> PROVIDED INFORMATION
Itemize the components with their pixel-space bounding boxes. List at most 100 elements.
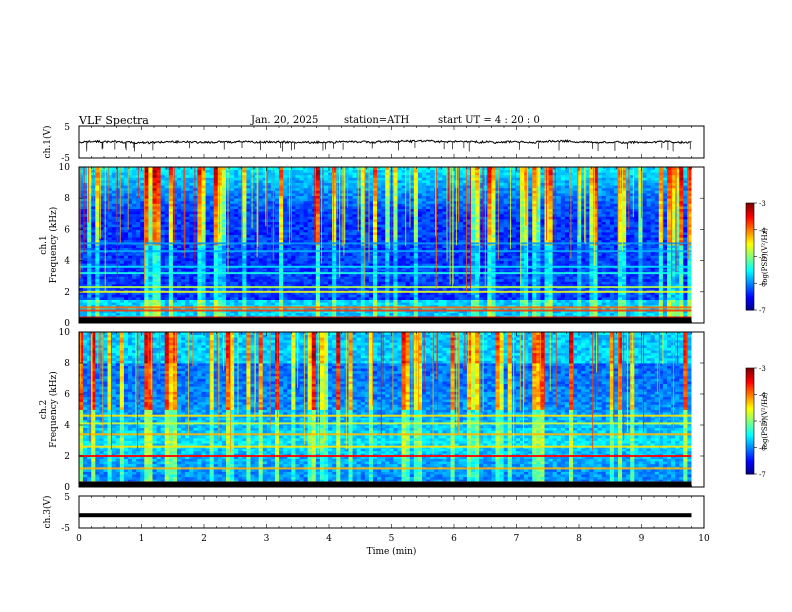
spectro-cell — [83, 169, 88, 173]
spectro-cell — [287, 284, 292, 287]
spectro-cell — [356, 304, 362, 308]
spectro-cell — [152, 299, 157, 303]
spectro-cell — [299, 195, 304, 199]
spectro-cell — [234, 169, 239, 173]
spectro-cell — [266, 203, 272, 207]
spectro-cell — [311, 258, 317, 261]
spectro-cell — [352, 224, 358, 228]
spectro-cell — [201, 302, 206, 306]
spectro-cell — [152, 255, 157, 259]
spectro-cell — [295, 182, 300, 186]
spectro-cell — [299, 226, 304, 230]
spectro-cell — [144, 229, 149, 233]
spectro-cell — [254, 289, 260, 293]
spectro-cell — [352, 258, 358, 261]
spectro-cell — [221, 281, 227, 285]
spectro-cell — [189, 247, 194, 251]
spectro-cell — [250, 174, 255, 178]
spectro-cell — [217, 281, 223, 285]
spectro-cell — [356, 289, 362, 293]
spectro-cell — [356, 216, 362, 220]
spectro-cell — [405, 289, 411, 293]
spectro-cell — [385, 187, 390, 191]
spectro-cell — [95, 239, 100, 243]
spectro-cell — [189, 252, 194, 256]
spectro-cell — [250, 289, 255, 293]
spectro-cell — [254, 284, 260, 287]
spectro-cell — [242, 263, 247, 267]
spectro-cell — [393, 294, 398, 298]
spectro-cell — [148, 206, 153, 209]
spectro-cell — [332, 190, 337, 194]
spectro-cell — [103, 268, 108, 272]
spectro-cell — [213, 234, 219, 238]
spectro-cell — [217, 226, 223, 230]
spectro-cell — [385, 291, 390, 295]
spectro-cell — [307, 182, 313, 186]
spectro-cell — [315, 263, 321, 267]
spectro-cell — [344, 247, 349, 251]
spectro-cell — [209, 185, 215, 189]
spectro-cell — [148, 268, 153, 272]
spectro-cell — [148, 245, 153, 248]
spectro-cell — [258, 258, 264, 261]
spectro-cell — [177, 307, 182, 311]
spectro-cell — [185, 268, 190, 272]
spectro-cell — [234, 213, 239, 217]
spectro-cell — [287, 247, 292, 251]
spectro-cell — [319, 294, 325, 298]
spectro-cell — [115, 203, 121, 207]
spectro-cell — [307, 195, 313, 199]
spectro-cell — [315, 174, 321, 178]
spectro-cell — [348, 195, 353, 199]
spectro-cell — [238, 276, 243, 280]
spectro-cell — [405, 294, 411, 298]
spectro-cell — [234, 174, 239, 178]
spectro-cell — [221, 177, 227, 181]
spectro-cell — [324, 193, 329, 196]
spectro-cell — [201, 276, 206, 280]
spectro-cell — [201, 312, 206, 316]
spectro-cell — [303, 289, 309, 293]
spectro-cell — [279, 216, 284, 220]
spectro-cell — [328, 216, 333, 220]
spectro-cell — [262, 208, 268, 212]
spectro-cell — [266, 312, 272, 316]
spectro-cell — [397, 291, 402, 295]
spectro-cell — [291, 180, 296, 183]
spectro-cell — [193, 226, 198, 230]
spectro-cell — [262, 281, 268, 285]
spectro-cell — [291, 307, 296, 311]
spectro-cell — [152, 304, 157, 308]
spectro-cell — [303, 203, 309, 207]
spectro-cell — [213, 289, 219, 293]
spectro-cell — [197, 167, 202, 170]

> TASK DIRECTIONS
Reproduce each line of the records above character for character, omitting the picture placeholders from your answer.

> IN RESPONSE
Itemize the components with their pixel-space bounding boxes. List at most 100 elements.
spectro-cell — [83, 169, 88, 173]
spectro-cell — [287, 284, 292, 287]
spectro-cell — [356, 304, 362, 308]
spectro-cell — [152, 299, 157, 303]
spectro-cell — [299, 195, 304, 199]
spectro-cell — [234, 169, 239, 173]
spectro-cell — [266, 203, 272, 207]
spectro-cell — [311, 258, 317, 261]
spectro-cell — [352, 224, 358, 228]
spectro-cell — [201, 302, 206, 306]
spectro-cell — [152, 255, 157, 259]
spectro-cell — [295, 182, 300, 186]
spectro-cell — [299, 226, 304, 230]
spectro-cell — [144, 229, 149, 233]
spectro-cell — [254, 289, 260, 293]
spectro-cell — [352, 258, 358, 261]
spectro-cell — [221, 281, 227, 285]
spectro-cell — [189, 247, 194, 251]
spectro-cell — [250, 174, 255, 178]
spectro-cell — [217, 281, 223, 285]
spectro-cell — [356, 289, 362, 293]
spectro-cell — [356, 216, 362, 220]
spectro-cell — [405, 289, 411, 293]
spectro-cell — [385, 187, 390, 191]
spectro-cell — [95, 239, 100, 243]
spectro-cell — [189, 252, 194, 256]
spectro-cell — [250, 289, 255, 293]
spectro-cell — [254, 284, 260, 287]
spectro-cell — [242, 263, 247, 267]
spectro-cell — [393, 294, 398, 298]
spectro-cell — [148, 206, 153, 209]
spectro-cell — [332, 190, 337, 194]
spectro-cell — [103, 268, 108, 272]
spectro-cell — [213, 234, 219, 238]
spectro-cell — [217, 226, 223, 230]
spectro-cell — [385, 291, 390, 295]
spectro-cell — [307, 182, 313, 186]
spectro-cell — [315, 263, 321, 267]
spectro-cell — [344, 247, 349, 251]
spectro-cell — [209, 185, 215, 189]
spectro-cell — [148, 268, 153, 272]
spectro-cell — [148, 245, 153, 248]
spectro-cell — [258, 258, 264, 261]
spectro-cell — [177, 307, 182, 311]
spectro-cell — [185, 268, 190, 272]
spectro-cell — [234, 213, 239, 217]
spectro-cell — [287, 247, 292, 251]
spectro-cell — [319, 294, 325, 298]
spectro-cell — [115, 203, 121, 207]
spectro-cell — [307, 195, 313, 199]
spectro-cell — [315, 174, 321, 178]
spectro-cell — [348, 195, 353, 199]
spectro-cell — [238, 276, 243, 280]
spectro-cell — [405, 294, 411, 298]
spectro-cell — [234, 174, 239, 178]
spectro-cell — [221, 177, 227, 181]
spectro-cell — [324, 193, 329, 196]
spectro-cell — [201, 276, 206, 280]
spectro-cell — [201, 312, 206, 316]
spectro-cell — [303, 289, 309, 293]
spectro-cell — [279, 216, 284, 220]
spectro-cell — [328, 216, 333, 220]
spectro-cell — [262, 208, 268, 212]
spectro-cell — [266, 312, 272, 316]
spectro-cell — [397, 291, 402, 295]
spectro-cell — [291, 180, 296, 183]
spectro-cell — [193, 226, 198, 230]
spectro-cell — [262, 281, 268, 285]
spectro-cell — [291, 307, 296, 311]
spectro-cell — [152, 304, 157, 308]
spectro-cell — [303, 203, 309, 207]
spectro-cell — [213, 289, 219, 293]
spectro-cell — [197, 167, 202, 170]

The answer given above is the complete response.